=== Written instruction ===
Pull every line containing "holidays" out of the material below.
-- start Excerpted data --
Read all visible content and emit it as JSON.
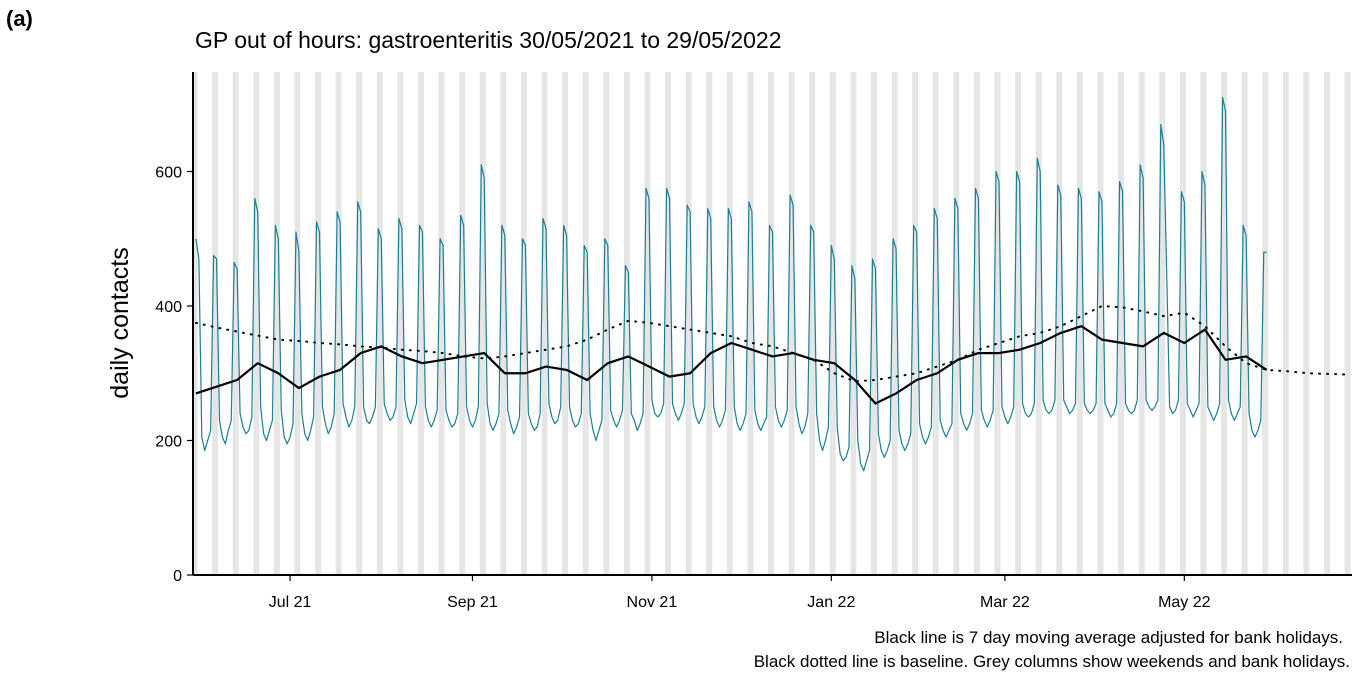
{
  "chart_data": {
    "type": "line",
    "panel_label": "(a)",
    "title": "GP out of hours: gastroenteritis 30/05/2021 to 29/05/2022",
    "y_label": "daily contacts",
    "annotations": [
      "Black line is 7 day moving average adjusted for bank holidays.",
      "Black dotted line is baseline. Grey columns show weekends and bank holidays."
    ],
    "xlim": [
      "2021-05-29",
      "2022-06-27"
    ],
    "xticks": [
      {
        "value": "2021-07-01",
        "label": "Jul 21"
      },
      {
        "value": "2021-09-01",
        "label": "Sep 21"
      },
      {
        "value": "2021-11-01",
        "label": "Nov 21"
      },
      {
        "value": "2022-01-01",
        "label": "Jan 22"
      },
      {
        "value": "2022-03-01",
        "label": "Mar 22"
      },
      {
        "value": "2022-05-01",
        "label": "May 22"
      }
    ],
    "ylim": [
      0,
      748
    ],
    "yticks": [
      0,
      200,
      400,
      600
    ],
    "weekend_shading": true,
    "shade_color": "#e5e5e5",
    "x": [
      "2021-05-30",
      "2021-05-31",
      "2021-06-01",
      "2021-06-02",
      "2021-06-03",
      "2021-06-04",
      "2021-06-05",
      "2021-06-06",
      "2021-06-07",
      "2021-06-08",
      "2021-06-09",
      "2021-06-10",
      "2021-06-11",
      "2021-06-12",
      "2021-06-13",
      "2021-06-14",
      "2021-06-15",
      "2021-06-16",
      "2021-06-17",
      "2021-06-18",
      "2021-06-19",
      "2021-06-20",
      "2021-06-21",
      "2021-06-22",
      "2021-06-23",
      "2021-06-24",
      "2021-06-25",
      "2021-06-26",
      "2021-06-27",
      "2021-06-28",
      "2021-06-29",
      "2021-06-30",
      "2021-07-01",
      "2021-07-02",
      "2021-07-03",
      "2021-07-04",
      "2021-07-05",
      "2021-07-06",
      "2021-07-07",
      "2021-07-08",
      "2021-07-09",
      "2021-07-10",
      "2021-07-11",
      "2021-07-12",
      "2021-07-13",
      "2021-07-14",
      "2021-07-15",
      "2021-07-16",
      "2021-07-17",
      "2021-07-18",
      "2021-07-19",
      "2021-07-20",
      "2021-07-21",
      "2021-07-22",
      "2021-07-23",
      "2021-07-24",
      "2021-07-25",
      "2021-07-26",
      "2021-07-27",
      "2021-07-28",
      "2021-07-29",
      "2021-07-30",
      "2021-07-31",
      "2021-08-01",
      "2021-08-02",
      "2021-08-03",
      "2021-08-04",
      "2021-08-05",
      "2021-08-06",
      "2021-08-07",
      "2021-08-08",
      "2021-08-09",
      "2021-08-10",
      "2021-08-11",
      "2021-08-12",
      "2021-08-13",
      "2021-08-14",
      "2021-08-15",
      "2021-08-16",
      "2021-08-17",
      "2021-08-18",
      "2021-08-19",
      "2021-08-20",
      "2021-08-21",
      "2021-08-22",
      "2021-08-23",
      "2021-08-24",
      "2021-08-25",
      "2021-08-26",
      "2021-08-27",
      "2021-08-28",
      "2021-08-29",
      "2021-08-30",
      "2021-08-31",
      "2021-09-01",
      "2021-09-02",
      "2021-09-03",
      "2021-09-04",
      "2021-09-05",
      "2021-09-06",
      "2021-09-07",
      "2021-09-08",
      "2021-09-09",
      "2021-09-10",
      "2021-09-11",
      "2021-09-12",
      "2021-09-13",
      "2021-09-14",
      "2021-09-15",
      "2021-09-16",
      "2021-09-17",
      "2021-09-18",
      "2021-09-19",
      "2021-09-20",
      "2021-09-21",
      "2021-09-22",
      "2021-09-23",
      "2021-09-24",
      "2021-09-25",
      "2021-09-26",
      "2021-09-27",
      "2021-09-28",
      "2021-09-29",
      "2021-09-30",
      "2021-10-01",
      "2021-10-02",
      "2021-10-03",
      "2021-10-04",
      "2021-10-05",
      "2021-10-06",
      "2021-10-07",
      "2021-10-08",
      "2021-10-09",
      "2021-10-10",
      "2021-10-11",
      "2021-10-12",
      "2021-10-13",
      "2021-10-14",
      "2021-10-15",
      "2021-10-16",
      "2021-10-17",
      "2021-10-18",
      "2021-10-19",
      "2021-10-20",
      "2021-10-21",
      "2021-10-22",
      "2021-10-23",
      "2021-10-24",
      "2021-10-25",
      "2021-10-26",
      "2021-10-27",
      "2021-10-28",
      "2021-10-29",
      "2021-10-30",
      "2021-10-31",
      "2021-11-01",
      "2021-11-02",
      "2021-11-03",
      "2021-11-04",
      "2021-11-05",
      "2021-11-06",
      "2021-11-07",
      "2021-11-08",
      "2021-11-09",
      "2021-11-10",
      "2021-11-11",
      "2021-11-12",
      "2021-11-13",
      "2021-11-14",
      "2021-11-15",
      "2021-11-16",
      "2021-11-17",
      "2021-11-18",
      "2021-11-19",
      "2021-11-20",
      "2021-11-21",
      "2021-11-22",
      "2021-11-23",
      "2021-11-24",
      "2021-11-25",
      "2021-11-26",
      "2021-11-27",
      "2021-11-28",
      "2021-11-29",
      "2021-11-30",
      "2021-12-01",
      "2021-12-02",
      "2021-12-03",
      "2021-12-04",
      "2021-12-05",
      "2021-12-06",
      "2021-12-07",
      "2021-12-08",
      "2021-12-09",
      "2021-12-10",
      "2021-12-11",
      "2021-12-12",
      "2021-12-13",
      "2021-12-14",
      "2021-12-15",
      "2021-12-16",
      "2021-12-17",
      "2021-12-18",
      "2021-12-19",
      "2021-12-20",
      "2021-12-21",
      "2021-12-22",
      "2021-12-23",
      "2021-12-24",
      "2021-12-25",
      "2021-12-26",
      "2021-12-27",
      "2021-12-28",
      "2021-12-29",
      "2021-12-30",
      "2021-12-31",
      "2022-01-01",
      "2022-01-02",
      "2022-01-03",
      "2022-01-04",
      "2022-01-05",
      "2022-01-06",
      "2022-01-07",
      "2022-01-08",
      "2022-01-09",
      "2022-01-10",
      "2022-01-11",
      "2022-01-12",
      "2022-01-13",
      "2022-01-14",
      "2022-01-15",
      "2022-01-16",
      "2022-01-17",
      "2022-01-18",
      "2022-01-19",
      "2022-01-20",
      "2022-01-21",
      "2022-01-22",
      "2022-01-23",
      "2022-01-24",
      "2022-01-25",
      "2022-01-26",
      "2022-01-27",
      "2022-01-28",
      "2022-01-29",
      "2022-01-30",
      "2022-01-31",
      "2022-02-01",
      "2022-02-02",
      "2022-02-03",
      "2022-02-04",
      "2022-02-05",
      "2022-02-06",
      "2022-02-07",
      "2022-02-08",
      "2022-02-09",
      "2022-02-10",
      "2022-02-11",
      "2022-02-12",
      "2022-02-13",
      "2022-02-14",
      "2022-02-15",
      "2022-02-16",
      "2022-02-17",
      "2022-02-18",
      "2022-02-19",
      "2022-02-20",
      "2022-02-21",
      "2022-02-22",
      "2022-02-23",
      "2022-02-24",
      "2022-02-25",
      "2022-02-26",
      "2022-02-27",
      "2022-02-28",
      "2022-03-01",
      "2022-03-02",
      "2022-03-03",
      "2022-03-04",
      "2022-03-05",
      "2022-03-06",
      "2022-03-07",
      "2022-03-08",
      "2022-03-09",
      "2022-03-10",
      "2022-03-11",
      "2022-03-12",
      "2022-03-13",
      "2022-03-14",
      "2022-03-15",
      "2022-03-16",
      "2022-03-17",
      "2022-03-18",
      "2022-03-19",
      "2022-03-20",
      "2022-03-21",
      "2022-03-22",
      "2022-03-23",
      "2022-03-24",
      "2022-03-25",
      "2022-03-26",
      "2022-03-27",
      "2022-03-28",
      "2022-03-29",
      "2022-03-30",
      "2022-03-31",
      "2022-04-01",
      "2022-04-02",
      "2022-04-03",
      "2022-04-04",
      "2022-04-05",
      "2022-04-06",
      "2022-04-07",
      "2022-04-08",
      "2022-04-09",
      "2022-04-10",
      "2022-04-11",
      "2022-04-12",
      "2022-04-13",
      "2022-04-14",
      "2022-04-15",
      "2022-04-16",
      "2022-04-17",
      "2022-04-18",
      "2022-04-19",
      "2022-04-20",
      "2022-04-21",
      "2022-04-22",
      "2022-04-23",
      "2022-04-24",
      "2022-04-25",
      "2022-04-26",
      "2022-04-27",
      "2022-04-28",
      "2022-04-29",
      "2022-04-30",
      "2022-05-01",
      "2022-05-02",
      "2022-05-03",
      "2022-05-04",
      "2022-05-05",
      "2022-05-06",
      "2022-05-07",
      "2022-05-08",
      "2022-05-09",
      "2022-05-10",
      "2022-05-11",
      "2022-05-12",
      "2022-05-13",
      "2022-05-14",
      "2022-05-15",
      "2022-05-16",
      "2022-05-17",
      "2022-05-18",
      "2022-05-19",
      "2022-05-20",
      "2022-05-21",
      "2022-05-22",
      "2022-05-23",
      "2022-05-24",
      "2022-05-25",
      "2022-05-26",
      "2022-05-27",
      "2022-05-28",
      "2022-05-29"
    ],
    "series": [
      {
        "color": "#1a7f93",
        "width": 1.2,
        "values": [
          500,
          470,
          205,
          185,
          200,
          215,
          475,
          470,
          230,
          205,
          195,
          215,
          230,
          465,
          455,
          240,
          220,
          210,
          215,
          235,
          560,
          540,
          250,
          210,
          200,
          215,
          230,
          520,
          500,
          245,
          205,
          195,
          205,
          225,
          510,
          480,
          240,
          210,
          200,
          215,
          235,
          525,
          510,
          250,
          225,
          210,
          220,
          240,
          540,
          525,
          255,
          235,
          220,
          230,
          250,
          555,
          540,
          250,
          230,
          225,
          235,
          250,
          515,
          500,
          255,
          240,
          230,
          235,
          250,
          530,
          515,
          260,
          235,
          225,
          240,
          255,
          520,
          510,
          250,
          230,
          220,
          230,
          245,
          500,
          490,
          245,
          230,
          220,
          225,
          240,
          535,
          520,
          250,
          230,
          220,
          230,
          250,
          610,
          590,
          255,
          225,
          215,
          225,
          240,
          520,
          505,
          245,
          225,
          210,
          220,
          235,
          500,
          490,
          240,
          225,
          215,
          220,
          240,
          530,
          515,
          255,
          235,
          225,
          230,
          250,
          520,
          505,
          250,
          230,
          220,
          225,
          240,
          490,
          480,
          240,
          215,
          200,
          215,
          230,
          500,
          490,
          245,
          230,
          220,
          230,
          245,
          460,
          450,
          240,
          230,
          215,
          225,
          240,
          575,
          560,
          260,
          240,
          235,
          240,
          255,
          575,
          560,
          255,
          240,
          230,
          240,
          255,
          550,
          540,
          255,
          235,
          225,
          235,
          250,
          545,
          530,
          250,
          230,
          220,
          230,
          245,
          545,
          530,
          250,
          225,
          215,
          225,
          240,
          555,
          540,
          245,
          225,
          215,
          225,
          235,
          520,
          510,
          250,
          230,
          220,
          230,
          245,
          565,
          550,
          250,
          225,
          210,
          220,
          240,
          520,
          510,
          240,
          200,
          185,
          200,
          220,
          490,
          470,
          220,
          180,
          170,
          175,
          190,
          460,
          440,
          200,
          165,
          155,
          170,
          185,
          470,
          455,
          210,
          185,
          175,
          185,
          200,
          500,
          485,
          215,
          195,
          185,
          195,
          210,
          520,
          510,
          225,
          205,
          195,
          205,
          220,
          545,
          530,
          230,
          215,
          205,
          215,
          225,
          560,
          545,
          240,
          225,
          215,
          225,
          240,
          575,
          560,
          245,
          230,
          220,
          230,
          245,
          600,
          585,
          250,
          235,
          225,
          235,
          250,
          600,
          585,
          255,
          240,
          235,
          240,
          255,
          620,
          600,
          260,
          245,
          240,
          245,
          260,
          580,
          565,
          260,
          250,
          240,
          245,
          255,
          575,
          560,
          255,
          245,
          240,
          245,
          255,
          570,
          555,
          255,
          245,
          235,
          240,
          255,
          585,
          570,
          255,
          245,
          240,
          245,
          260,
          610,
          590,
          260,
          250,
          245,
          250,
          260,
          670,
          640,
          450,
          250,
          240,
          245,
          260,
          570,
          555,
          255,
          245,
          235,
          245,
          255,
          600,
          580,
          250,
          240,
          230,
          240,
          255,
          710,
          690,
          260,
          240,
          230,
          240,
          250,
          520,
          505,
          240,
          215,
          205,
          215,
          230,
          480,
          480
        ]
      },
      {
        "color": "#000000",
        "width": 2.2,
        "x": [
          "2021-05-30",
          "2021-06-06",
          "2021-06-13",
          "2021-06-20",
          "2021-06-27",
          "2021-07-04",
          "2021-07-11",
          "2021-07-18",
          "2021-07-25",
          "2021-08-01",
          "2021-08-08",
          "2021-08-15",
          "2021-08-22",
          "2021-08-29",
          "2021-09-05",
          "2021-09-12",
          "2021-09-19",
          "2021-09-26",
          "2021-10-03",
          "2021-10-10",
          "2021-10-17",
          "2021-10-24",
          "2021-10-31",
          "2021-11-07",
          "2021-11-14",
          "2021-11-21",
          "2021-11-28",
          "2021-12-05",
          "2021-12-12",
          "2021-12-19",
          "2021-12-26",
          "2022-01-02",
          "2022-01-09",
          "2022-01-16",
          "2022-01-23",
          "2022-01-30",
          "2022-02-06",
          "2022-02-13",
          "2022-02-20",
          "2022-02-27",
          "2022-03-06",
          "2022-03-13",
          "2022-03-20",
          "2022-03-27",
          "2022-04-03",
          "2022-04-10",
          "2022-04-17",
          "2022-04-24",
          "2022-05-01",
          "2022-05-08",
          "2022-05-15",
          "2022-05-22",
          "2022-05-29"
        ],
        "values": [
          270,
          280,
          290,
          315,
          300,
          278,
          295,
          305,
          330,
          340,
          325,
          315,
          320,
          325,
          330,
          300,
          300,
          310,
          305,
          290,
          315,
          325,
          310,
          295,
          300,
          330,
          345,
          335,
          325,
          330,
          320,
          315,
          290,
          255,
          270,
          290,
          300,
          320,
          330,
          330,
          335,
          345,
          360,
          370,
          350,
          345,
          340,
          360,
          345,
          365,
          320,
          325,
          305
        ]
      },
      {
        "color": "#000000",
        "width": 2,
        "dotted": true,
        "x": [
          "2021-05-30",
          "2021-06-06",
          "2021-06-13",
          "2021-06-20",
          "2021-06-27",
          "2021-07-04",
          "2021-07-11",
          "2021-07-18",
          "2021-07-25",
          "2021-08-01",
          "2021-08-08",
          "2021-08-15",
          "2021-08-22",
          "2021-08-29",
          "2021-09-05",
          "2021-09-12",
          "2021-09-19",
          "2021-09-26",
          "2021-10-03",
          "2021-10-10",
          "2021-10-17",
          "2021-10-24",
          "2021-10-31",
          "2021-11-07",
          "2021-11-14",
          "2021-11-21",
          "2021-11-28",
          "2021-12-05",
          "2021-12-12",
          "2021-12-19",
          "2021-12-26",
          "2022-01-02",
          "2022-01-09",
          "2022-01-16",
          "2022-01-23",
          "2022-01-30",
          "2022-02-06",
          "2022-02-13",
          "2022-02-20",
          "2022-02-27",
          "2022-03-06",
          "2022-03-13",
          "2022-03-20",
          "2022-03-27",
          "2022-04-03",
          "2022-04-10",
          "2022-04-17",
          "2022-04-24",
          "2022-05-01",
          "2022-05-08",
          "2022-05-15",
          "2022-05-22",
          "2022-05-29",
          "2022-06-05",
          "2022-06-12",
          "2022-06-19",
          "2022-06-26"
        ],
        "values": [
          375,
          368,
          362,
          356,
          350,
          348,
          345,
          343,
          340,
          338,
          335,
          333,
          330,
          325,
          322,
          325,
          330,
          335,
          340,
          350,
          365,
          378,
          375,
          370,
          365,
          360,
          355,
          345,
          340,
          330,
          320,
          300,
          288,
          290,
          295,
          300,
          310,
          320,
          335,
          345,
          355,
          360,
          370,
          385,
          400,
          398,
          392,
          385,
          390,
          370,
          340,
          315,
          305,
          303,
          300,
          299,
          298
        ]
      }
    ]
  }
}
-- end Excerpted data --
=== Output of the task ===
      "Black line is 7 day moving average adjusted for bank holidays.",
      "Black dotted line is baseline. Grey columns show weekends and bank holidays."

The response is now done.